Saved data entries:
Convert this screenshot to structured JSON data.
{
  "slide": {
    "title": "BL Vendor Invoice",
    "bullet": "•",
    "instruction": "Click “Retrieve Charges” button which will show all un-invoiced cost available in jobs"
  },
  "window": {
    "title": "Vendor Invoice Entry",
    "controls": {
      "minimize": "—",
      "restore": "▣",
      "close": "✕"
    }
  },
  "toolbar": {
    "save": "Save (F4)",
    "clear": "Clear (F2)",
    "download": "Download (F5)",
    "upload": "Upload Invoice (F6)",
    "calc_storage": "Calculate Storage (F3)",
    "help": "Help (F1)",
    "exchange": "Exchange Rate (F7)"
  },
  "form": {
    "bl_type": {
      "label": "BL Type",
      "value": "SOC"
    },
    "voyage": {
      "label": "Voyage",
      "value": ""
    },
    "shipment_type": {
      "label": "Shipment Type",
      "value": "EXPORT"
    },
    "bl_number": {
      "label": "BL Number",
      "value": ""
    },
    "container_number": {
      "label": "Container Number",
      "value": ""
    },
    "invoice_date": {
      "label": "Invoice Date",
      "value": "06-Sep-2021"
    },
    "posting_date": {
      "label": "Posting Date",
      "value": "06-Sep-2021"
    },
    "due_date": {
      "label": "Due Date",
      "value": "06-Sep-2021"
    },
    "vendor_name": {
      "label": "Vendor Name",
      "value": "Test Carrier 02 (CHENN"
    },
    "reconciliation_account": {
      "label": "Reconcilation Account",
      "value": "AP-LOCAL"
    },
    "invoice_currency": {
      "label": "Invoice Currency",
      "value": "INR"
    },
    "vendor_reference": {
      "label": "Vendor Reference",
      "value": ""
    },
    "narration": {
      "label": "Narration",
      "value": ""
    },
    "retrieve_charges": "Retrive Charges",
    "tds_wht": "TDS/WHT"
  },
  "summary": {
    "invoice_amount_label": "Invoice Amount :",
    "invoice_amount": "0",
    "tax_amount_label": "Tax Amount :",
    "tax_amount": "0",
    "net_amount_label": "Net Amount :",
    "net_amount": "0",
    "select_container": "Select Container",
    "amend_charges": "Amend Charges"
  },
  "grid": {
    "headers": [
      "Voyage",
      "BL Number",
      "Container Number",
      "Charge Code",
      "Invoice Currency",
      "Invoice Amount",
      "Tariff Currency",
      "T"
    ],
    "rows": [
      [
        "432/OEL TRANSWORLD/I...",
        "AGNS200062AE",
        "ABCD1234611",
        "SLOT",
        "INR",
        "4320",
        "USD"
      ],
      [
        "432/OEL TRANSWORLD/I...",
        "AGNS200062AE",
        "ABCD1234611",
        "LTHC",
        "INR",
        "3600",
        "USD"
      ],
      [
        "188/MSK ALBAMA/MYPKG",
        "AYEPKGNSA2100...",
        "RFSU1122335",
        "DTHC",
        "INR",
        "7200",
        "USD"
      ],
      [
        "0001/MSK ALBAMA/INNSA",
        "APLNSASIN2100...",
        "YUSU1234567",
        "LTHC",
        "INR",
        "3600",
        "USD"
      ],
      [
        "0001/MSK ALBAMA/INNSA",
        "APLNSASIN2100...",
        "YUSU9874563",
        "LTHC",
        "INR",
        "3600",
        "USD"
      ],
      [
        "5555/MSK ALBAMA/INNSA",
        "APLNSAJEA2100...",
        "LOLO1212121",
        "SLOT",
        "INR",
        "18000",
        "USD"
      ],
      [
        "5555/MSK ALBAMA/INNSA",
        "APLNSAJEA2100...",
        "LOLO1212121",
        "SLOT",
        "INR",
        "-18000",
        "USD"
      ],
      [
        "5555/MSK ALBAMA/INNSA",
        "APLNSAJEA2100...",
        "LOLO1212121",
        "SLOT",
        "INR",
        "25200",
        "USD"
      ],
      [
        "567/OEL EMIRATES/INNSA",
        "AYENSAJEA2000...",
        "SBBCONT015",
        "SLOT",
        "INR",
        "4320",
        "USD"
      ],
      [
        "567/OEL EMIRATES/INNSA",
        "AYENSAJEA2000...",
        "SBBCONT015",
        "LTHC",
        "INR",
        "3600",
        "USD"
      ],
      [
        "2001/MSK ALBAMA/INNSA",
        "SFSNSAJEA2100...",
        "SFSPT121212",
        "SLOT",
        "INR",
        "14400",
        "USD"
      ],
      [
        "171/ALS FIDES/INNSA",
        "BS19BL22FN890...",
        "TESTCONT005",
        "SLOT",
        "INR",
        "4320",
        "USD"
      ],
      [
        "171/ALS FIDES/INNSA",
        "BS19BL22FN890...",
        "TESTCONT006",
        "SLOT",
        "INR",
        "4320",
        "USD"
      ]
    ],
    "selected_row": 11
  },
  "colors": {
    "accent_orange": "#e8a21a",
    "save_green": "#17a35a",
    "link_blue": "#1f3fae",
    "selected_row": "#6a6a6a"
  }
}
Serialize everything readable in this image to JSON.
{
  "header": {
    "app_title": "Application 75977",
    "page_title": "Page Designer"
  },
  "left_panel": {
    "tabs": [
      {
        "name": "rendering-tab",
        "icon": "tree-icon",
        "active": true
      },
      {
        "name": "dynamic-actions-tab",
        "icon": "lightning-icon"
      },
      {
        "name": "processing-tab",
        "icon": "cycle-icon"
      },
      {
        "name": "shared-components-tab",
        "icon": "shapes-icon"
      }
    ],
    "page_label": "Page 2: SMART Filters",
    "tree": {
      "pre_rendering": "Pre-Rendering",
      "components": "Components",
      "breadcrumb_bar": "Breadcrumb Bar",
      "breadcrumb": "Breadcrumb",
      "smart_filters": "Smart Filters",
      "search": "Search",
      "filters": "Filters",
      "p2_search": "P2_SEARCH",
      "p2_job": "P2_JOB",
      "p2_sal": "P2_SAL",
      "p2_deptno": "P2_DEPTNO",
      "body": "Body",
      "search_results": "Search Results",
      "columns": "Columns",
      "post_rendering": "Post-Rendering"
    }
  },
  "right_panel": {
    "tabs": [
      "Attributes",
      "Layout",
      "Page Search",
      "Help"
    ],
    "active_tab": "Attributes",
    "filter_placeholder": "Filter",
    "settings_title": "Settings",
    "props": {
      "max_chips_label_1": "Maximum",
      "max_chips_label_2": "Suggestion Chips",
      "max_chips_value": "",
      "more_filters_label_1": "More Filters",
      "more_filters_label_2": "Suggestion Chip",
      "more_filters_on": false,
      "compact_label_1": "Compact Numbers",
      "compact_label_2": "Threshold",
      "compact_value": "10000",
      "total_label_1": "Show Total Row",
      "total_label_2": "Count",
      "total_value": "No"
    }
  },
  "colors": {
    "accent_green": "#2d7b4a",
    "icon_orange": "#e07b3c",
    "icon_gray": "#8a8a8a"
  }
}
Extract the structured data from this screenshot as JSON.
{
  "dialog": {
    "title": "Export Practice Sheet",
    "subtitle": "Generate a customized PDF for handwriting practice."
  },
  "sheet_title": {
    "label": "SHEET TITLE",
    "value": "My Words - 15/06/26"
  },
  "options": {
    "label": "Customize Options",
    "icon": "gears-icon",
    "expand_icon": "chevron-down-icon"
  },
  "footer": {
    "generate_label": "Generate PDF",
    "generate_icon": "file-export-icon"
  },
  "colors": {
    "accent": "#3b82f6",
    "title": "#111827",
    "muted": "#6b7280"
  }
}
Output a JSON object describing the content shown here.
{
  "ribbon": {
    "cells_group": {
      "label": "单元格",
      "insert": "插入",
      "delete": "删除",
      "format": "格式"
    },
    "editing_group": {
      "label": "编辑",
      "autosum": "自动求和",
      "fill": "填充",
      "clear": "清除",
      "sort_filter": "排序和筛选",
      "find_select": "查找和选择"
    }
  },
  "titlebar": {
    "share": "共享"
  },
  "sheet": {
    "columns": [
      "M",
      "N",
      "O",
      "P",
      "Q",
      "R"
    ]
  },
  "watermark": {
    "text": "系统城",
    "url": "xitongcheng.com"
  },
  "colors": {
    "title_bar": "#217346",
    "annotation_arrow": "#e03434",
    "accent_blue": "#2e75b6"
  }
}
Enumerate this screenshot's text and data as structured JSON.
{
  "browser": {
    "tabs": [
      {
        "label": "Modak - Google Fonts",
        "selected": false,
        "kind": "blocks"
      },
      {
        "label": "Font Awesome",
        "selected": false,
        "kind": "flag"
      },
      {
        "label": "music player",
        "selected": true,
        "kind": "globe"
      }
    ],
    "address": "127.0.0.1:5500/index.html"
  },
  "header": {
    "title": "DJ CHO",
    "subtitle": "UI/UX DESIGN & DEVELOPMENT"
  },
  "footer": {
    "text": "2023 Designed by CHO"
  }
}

■ WHAT THE TASK ASKS ■
Examine the listing and say how many of its lines contain the string "JSON". Give the number alone.

■ WRITTEN REPLY ■
5